#### [What is expected]
Return all lines that include the string "kiện".

#### [Saved data entries]
+++

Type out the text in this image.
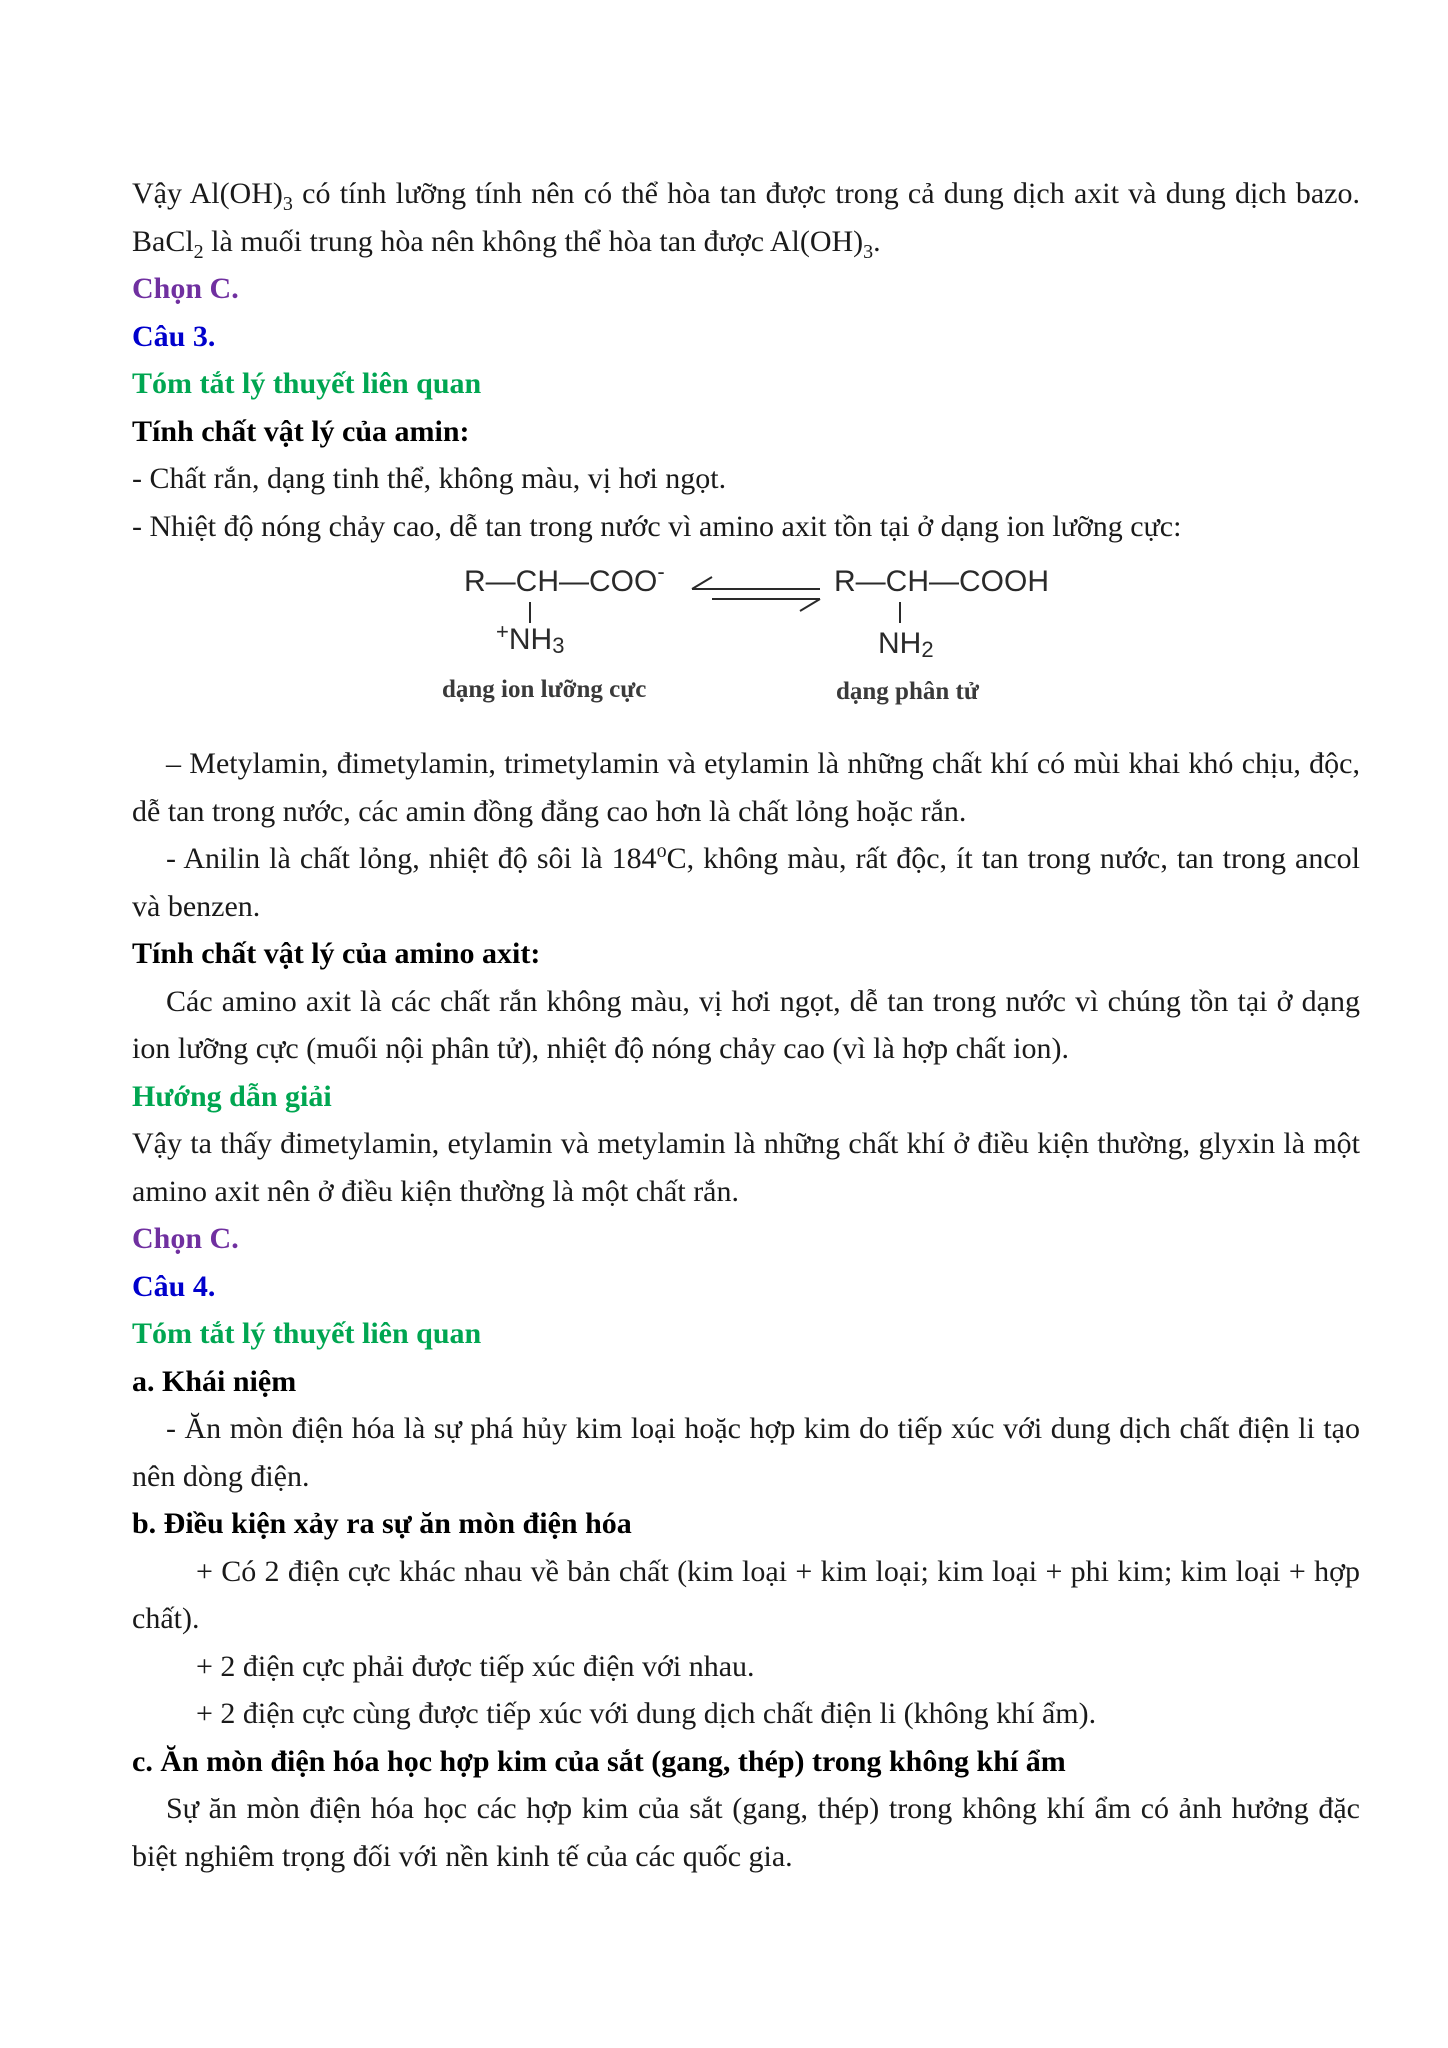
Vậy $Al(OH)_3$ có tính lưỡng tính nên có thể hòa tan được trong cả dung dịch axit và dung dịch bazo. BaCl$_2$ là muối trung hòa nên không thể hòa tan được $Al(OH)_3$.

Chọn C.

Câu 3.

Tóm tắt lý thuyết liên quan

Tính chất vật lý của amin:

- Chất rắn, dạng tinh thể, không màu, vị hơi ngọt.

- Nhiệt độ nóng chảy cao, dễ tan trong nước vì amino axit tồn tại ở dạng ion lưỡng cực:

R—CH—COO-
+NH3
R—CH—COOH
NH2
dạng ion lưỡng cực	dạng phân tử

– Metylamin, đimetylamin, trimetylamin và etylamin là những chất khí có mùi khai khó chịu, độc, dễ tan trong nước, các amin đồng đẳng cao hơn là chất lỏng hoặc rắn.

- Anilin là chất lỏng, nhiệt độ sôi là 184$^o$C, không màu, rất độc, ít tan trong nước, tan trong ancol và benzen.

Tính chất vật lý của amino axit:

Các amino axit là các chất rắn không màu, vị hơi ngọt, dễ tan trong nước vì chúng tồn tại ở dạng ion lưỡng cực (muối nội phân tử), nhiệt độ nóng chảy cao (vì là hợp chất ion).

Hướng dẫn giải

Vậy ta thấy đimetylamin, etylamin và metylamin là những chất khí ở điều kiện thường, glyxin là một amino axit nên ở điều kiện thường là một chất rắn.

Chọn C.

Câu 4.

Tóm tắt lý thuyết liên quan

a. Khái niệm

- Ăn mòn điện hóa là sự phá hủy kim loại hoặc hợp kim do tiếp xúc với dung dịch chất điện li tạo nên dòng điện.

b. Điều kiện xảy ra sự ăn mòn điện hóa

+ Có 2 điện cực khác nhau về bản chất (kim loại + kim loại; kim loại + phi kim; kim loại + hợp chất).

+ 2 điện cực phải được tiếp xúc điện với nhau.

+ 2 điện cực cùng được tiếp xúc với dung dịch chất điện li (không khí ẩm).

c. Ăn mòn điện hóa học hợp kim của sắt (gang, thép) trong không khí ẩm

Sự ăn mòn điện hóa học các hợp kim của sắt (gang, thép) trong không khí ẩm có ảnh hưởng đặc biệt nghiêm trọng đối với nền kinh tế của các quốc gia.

+++

#### [The result]
Vậy ta thấy đimetylamin, etylamin và metylamin là những chất khí ở điều kiện thường, glyxin là một amino axit nên ở điều kiện thường là một chất rắn.
b. Điều kiện xảy ra sự ăn mòn điện hóa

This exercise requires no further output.